### RECORDS TO USE
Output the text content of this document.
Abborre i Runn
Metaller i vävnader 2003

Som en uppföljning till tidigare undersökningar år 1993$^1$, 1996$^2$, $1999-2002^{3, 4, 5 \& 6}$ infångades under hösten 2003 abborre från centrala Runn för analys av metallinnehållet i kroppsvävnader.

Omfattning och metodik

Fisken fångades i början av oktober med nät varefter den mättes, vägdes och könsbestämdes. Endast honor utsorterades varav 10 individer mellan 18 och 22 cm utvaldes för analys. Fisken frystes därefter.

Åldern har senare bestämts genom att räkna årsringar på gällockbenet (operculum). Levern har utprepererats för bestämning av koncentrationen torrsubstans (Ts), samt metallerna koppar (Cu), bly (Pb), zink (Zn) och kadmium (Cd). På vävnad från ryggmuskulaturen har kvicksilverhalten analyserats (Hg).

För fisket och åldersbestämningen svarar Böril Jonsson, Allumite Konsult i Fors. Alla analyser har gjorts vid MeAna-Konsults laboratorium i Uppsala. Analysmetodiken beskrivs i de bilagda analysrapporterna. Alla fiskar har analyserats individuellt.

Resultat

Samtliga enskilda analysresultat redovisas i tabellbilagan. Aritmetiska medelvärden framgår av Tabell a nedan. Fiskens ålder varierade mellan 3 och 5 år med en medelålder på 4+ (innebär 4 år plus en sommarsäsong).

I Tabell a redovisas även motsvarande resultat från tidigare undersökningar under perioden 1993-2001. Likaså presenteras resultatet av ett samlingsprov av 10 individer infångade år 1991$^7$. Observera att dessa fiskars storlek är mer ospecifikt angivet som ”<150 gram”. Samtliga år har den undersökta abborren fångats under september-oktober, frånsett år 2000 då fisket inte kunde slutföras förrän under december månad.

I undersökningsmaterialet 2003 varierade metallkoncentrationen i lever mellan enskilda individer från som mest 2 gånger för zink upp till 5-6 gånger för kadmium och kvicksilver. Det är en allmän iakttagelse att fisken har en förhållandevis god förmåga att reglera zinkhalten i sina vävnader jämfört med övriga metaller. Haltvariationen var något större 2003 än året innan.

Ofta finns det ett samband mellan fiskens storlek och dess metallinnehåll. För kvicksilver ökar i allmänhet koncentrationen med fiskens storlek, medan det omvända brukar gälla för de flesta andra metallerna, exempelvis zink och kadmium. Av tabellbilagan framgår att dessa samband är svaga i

### EXERCISE REQUIREMENTS
Copy every line above without changes.

### FINISHED EXERCISE
Output the text content of this document.
Abborre i Runn
Metaller i vävnader 2003

Som en uppföljning till tidigare undersökningar år 1993$^1$, 1996$^2$, $1999-2002^{3, 4, 5 \& 6}$ infångades under hösten 2003 abborre från centrala Runn för analys av metallinnehållet i kroppsvävnader.

Omfattning och metodik

Fisken fångades i början av oktober med nät varefter den mättes, vägdes och könsbestämdes. Endast honor utsorterades varav 10 individer mellan 18 och 22 cm utvaldes för analys. Fisken frystes därefter.

Åldern har senare bestämts genom att räkna årsringar på gällockbenet (operculum). Levern har utprepererats för bestämning av koncentrationen torrsubstans (Ts), samt metallerna koppar (Cu), bly (Pb), zink (Zn) och kadmium (Cd). På vävnad från ryggmuskulaturen har kvicksilverhalten analyserats (Hg).

För fisket och åldersbestämningen svarar Böril Jonsson, Allumite Konsult i Fors. Alla analyser har gjorts vid MeAna-Konsults laboratorium i Uppsala. Analysmetodiken beskrivs i de bilagda analysrapporterna. Alla fiskar har analyserats individuellt.

Resultat

Samtliga enskilda analysresultat redovisas i tabellbilagan. Aritmetiska medelvärden framgår av Tabell a nedan. Fiskens ålder varierade mellan 3 och 5 år med en medelålder på 4+ (innebär 4 år plus en sommarsäsong).

I Tabell a redovisas även motsvarande resultat från tidigare undersökningar under perioden 1993-2001. Likaså presenteras resultatet av ett samlingsprov av 10 individer infångade år 1991$^7$. Observera att dessa fiskars storlek är mer ospecifikt angivet som ”<150 gram”. Samtliga år har den undersökta abborren fångats under september-oktober, frånsett år 2000 då fisket inte kunde slutföras förrän under december månad.

I undersökningsmaterialet 2003 varierade metallkoncentrationen i lever mellan enskilda individer från som mest 2 gånger för zink upp till 5-6 gånger för kadmium och kvicksilver. Det är en allmän iakttagelse att fisken har en förhållandevis god förmåga att reglera zinkhalten i sina vävnader jämfört med övriga metaller. Haltvariationen var något större 2003 än året innan.

Ofta finns det ett samband mellan fiskens storlek och dess metallinnehåll. För kvicksilver ökar i allmänhet koncentrationen med fiskens storlek, medan det omvända brukar gälla för de flesta andra metallerna, exempelvis zink och kadmium. Av tabellbilagan framgår att dessa samband är svaga i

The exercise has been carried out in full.